WORK TO BE COMPLETED: Reproduce the records below in full and exactly, without their images.

RECORD EXTRACTS:
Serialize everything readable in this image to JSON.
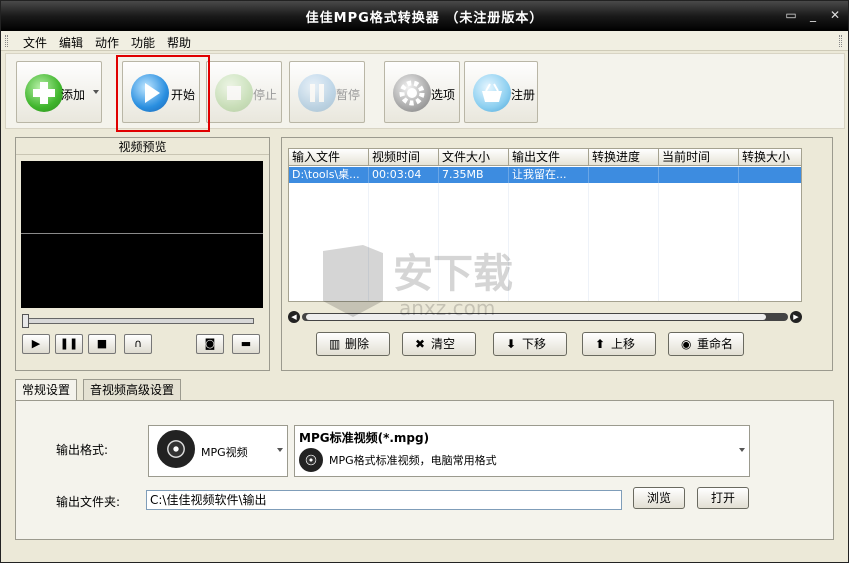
{
  "window": {
    "title": "佳佳MPG格式转换器  （未注册版本）"
  },
  "menu": [
    "文件",
    "编辑",
    "动作",
    "功能",
    "帮助"
  ],
  "toolbar": {
    "add": "添加",
    "start": "开始",
    "stop": "停止",
    "pause": "暂停",
    "options": "选项",
    "register": "注册"
  },
  "preview": {
    "title": "视频预览"
  },
  "file_list": {
    "columns": [
      "输入文件",
      "视频时间",
      "文件大小",
      "输出文件",
      "转换进度",
      "当前时间",
      "转换大小"
    ],
    "rows": [
      {
        "input": "D:\\tools\\桌...",
        "duration": "00:03:04",
        "size": "7.35MB",
        "output": "让我留在...",
        "progress": "",
        "current": "",
        "converted": ""
      }
    ]
  },
  "list_actions": {
    "delete": "删除",
    "clear": "清空",
    "down": "下移",
    "up": "上移",
    "rename": "重命名"
  },
  "tabs": [
    "常规设置",
    "音视频高级设置"
  ],
  "settings": {
    "format_label": "输出格式:",
    "format_value": "MPG视频",
    "profile_title": "MPG标准视频(*.mpg)",
    "profile_desc": "MPG格式标准视频，电脑常用格式",
    "folder_label": "输出文件夹:",
    "folder_value": "C:\\佳佳视频软件\\输出",
    "browse": "浏览",
    "open": "打开"
  },
  "watermark": {
    "text": "安下载",
    "sub": "anxz.com"
  }
}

OUTPUT:
Serialize everything readable in this image to JSON.
{
  "window": {
    "title": "佳佳MPG格式转换器  （未注册版本）"
  },
  "menu": [
    "文件",
    "编辑",
    "动作",
    "功能",
    "帮助"
  ],
  "toolbar": {
    "add": "添加",
    "start": "开始",
    "stop": "停止",
    "pause": "暂停",
    "options": "选项",
    "register": "注册"
  },
  "preview": {
    "title": "视频预览"
  },
  "file_list": {
    "columns": [
      "输入文件",
      "视频时间",
      "文件大小",
      "输出文件",
      "转换进度",
      "当前时间",
      "转换大小"
    ],
    "rows": [
      {
        "input": "D:\\tools\\桌...",
        "duration": "00:03:04",
        "size": "7.35MB",
        "output": "让我留在...",
        "progress": "",
        "current": "",
        "converted": ""
      }
    ]
  },
  "list_actions": {
    "delete": "删除",
    "clear": "清空",
    "down": "下移",
    "up": "上移",
    "rename": "重命名"
  },
  "tabs": [
    "常规设置",
    "音视频高级设置"
  ],
  "settings": {
    "format_label": "输出格式:",
    "format_value": "MPG视频",
    "profile_title": "MPG标准视频(*.mpg)",
    "profile_desc": "MPG格式标准视频，电脑常用格式",
    "folder_label": "输出文件夹:",
    "folder_value": "C:\\佳佳视频软件\\输出",
    "browse": "浏览",
    "open": "打开"
  },
  "watermark": {
    "text": "安下载",
    "sub": "anxz.com"
  }
}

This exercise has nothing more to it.